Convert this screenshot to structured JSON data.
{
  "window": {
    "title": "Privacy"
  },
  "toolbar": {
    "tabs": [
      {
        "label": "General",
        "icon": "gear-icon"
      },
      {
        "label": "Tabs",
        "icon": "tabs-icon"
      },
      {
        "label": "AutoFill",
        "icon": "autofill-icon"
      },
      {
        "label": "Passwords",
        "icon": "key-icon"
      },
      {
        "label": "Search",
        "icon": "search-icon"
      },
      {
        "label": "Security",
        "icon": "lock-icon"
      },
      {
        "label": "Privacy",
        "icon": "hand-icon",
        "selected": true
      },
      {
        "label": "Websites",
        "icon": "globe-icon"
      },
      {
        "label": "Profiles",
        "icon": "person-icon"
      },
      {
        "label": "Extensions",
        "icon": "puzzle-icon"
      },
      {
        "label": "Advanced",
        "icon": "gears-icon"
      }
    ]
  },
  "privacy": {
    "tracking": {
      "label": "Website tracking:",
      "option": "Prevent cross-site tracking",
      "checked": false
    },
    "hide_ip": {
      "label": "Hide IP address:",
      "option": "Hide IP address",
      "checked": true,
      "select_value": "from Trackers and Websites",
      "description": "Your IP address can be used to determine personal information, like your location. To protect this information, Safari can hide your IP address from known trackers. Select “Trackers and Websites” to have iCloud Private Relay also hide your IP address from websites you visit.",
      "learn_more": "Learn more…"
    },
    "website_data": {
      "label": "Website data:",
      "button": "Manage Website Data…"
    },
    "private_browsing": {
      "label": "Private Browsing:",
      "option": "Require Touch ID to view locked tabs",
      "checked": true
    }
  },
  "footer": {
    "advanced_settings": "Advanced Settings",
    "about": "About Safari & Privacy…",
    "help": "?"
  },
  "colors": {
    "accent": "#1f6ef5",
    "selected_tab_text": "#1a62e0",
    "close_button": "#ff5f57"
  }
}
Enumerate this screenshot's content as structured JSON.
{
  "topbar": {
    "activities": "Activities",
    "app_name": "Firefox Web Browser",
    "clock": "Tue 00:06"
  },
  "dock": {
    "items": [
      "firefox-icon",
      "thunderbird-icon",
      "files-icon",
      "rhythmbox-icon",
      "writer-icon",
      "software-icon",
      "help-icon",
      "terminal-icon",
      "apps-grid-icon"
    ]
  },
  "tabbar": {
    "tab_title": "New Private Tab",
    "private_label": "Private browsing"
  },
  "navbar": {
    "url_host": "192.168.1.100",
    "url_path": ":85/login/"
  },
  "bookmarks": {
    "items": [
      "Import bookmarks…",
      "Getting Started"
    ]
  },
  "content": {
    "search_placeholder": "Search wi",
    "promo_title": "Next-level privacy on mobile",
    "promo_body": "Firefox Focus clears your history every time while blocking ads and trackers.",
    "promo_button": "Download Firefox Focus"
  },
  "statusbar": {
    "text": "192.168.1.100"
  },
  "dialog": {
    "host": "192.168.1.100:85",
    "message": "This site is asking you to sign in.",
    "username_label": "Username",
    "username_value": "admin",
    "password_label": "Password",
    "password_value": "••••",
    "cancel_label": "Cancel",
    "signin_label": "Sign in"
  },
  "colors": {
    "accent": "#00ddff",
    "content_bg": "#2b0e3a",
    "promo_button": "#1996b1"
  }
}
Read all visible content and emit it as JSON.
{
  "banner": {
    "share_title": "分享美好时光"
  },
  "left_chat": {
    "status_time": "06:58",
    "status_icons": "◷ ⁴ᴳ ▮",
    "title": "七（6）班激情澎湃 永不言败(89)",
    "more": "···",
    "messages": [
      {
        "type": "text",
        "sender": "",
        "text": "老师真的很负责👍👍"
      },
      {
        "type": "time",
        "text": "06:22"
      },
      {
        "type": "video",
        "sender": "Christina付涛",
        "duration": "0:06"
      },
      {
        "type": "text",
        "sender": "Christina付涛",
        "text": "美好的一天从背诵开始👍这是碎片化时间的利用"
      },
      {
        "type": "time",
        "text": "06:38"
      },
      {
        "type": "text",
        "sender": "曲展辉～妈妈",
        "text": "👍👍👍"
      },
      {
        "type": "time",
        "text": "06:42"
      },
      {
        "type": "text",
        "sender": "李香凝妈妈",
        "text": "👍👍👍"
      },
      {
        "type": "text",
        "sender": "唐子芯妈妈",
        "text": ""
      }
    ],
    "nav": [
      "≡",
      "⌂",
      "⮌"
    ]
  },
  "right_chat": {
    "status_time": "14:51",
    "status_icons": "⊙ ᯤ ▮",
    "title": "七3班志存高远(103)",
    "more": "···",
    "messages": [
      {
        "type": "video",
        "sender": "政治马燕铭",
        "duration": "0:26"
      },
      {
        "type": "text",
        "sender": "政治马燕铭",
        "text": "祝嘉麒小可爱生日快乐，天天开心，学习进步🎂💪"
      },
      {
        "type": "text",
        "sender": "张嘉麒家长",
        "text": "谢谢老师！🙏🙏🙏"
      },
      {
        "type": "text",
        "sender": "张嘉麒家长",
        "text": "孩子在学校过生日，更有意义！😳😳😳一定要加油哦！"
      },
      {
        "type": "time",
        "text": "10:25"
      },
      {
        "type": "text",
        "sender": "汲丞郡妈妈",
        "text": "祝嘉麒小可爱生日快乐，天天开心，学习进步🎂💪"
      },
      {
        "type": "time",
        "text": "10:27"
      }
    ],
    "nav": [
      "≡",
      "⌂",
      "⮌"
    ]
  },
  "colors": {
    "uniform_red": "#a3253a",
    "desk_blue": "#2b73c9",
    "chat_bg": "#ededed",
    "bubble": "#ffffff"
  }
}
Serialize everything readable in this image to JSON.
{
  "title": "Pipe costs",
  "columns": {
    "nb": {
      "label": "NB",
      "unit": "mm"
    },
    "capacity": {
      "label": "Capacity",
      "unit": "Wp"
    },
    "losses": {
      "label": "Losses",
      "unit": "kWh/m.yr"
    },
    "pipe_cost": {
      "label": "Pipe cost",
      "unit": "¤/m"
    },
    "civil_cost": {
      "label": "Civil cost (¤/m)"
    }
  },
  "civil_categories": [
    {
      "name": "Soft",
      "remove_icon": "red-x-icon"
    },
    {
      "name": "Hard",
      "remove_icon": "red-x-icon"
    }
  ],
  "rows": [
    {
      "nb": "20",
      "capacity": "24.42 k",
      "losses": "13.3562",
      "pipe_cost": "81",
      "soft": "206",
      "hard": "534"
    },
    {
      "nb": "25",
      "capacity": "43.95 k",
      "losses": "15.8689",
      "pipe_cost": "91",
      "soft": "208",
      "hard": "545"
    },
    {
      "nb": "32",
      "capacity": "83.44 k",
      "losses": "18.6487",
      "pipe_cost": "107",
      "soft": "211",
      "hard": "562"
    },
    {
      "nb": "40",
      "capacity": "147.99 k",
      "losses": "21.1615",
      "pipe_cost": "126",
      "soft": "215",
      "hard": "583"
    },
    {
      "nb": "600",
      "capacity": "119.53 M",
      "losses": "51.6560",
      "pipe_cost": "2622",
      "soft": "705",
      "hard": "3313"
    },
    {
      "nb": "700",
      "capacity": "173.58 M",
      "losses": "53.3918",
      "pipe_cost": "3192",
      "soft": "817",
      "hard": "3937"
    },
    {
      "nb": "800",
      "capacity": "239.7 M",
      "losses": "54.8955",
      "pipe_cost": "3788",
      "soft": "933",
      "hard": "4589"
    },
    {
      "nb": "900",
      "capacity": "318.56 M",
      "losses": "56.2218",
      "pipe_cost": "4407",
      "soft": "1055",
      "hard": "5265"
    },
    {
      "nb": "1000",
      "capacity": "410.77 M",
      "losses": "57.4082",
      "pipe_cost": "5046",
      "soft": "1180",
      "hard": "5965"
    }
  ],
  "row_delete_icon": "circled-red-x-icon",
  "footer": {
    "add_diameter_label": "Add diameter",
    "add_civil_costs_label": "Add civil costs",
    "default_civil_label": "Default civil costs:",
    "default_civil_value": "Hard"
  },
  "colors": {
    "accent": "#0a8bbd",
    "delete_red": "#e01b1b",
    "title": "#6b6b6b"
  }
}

----

• [EXERCISE DESCRIPTION]: Extract every line containing the string "Focus" from the material.

• [RESULT OF THIS TASK]:
    "promo_body": "Firefox Focus clears your history every time while blocking ads and trackers.",
    "promo_button": "Download Firefox Focus"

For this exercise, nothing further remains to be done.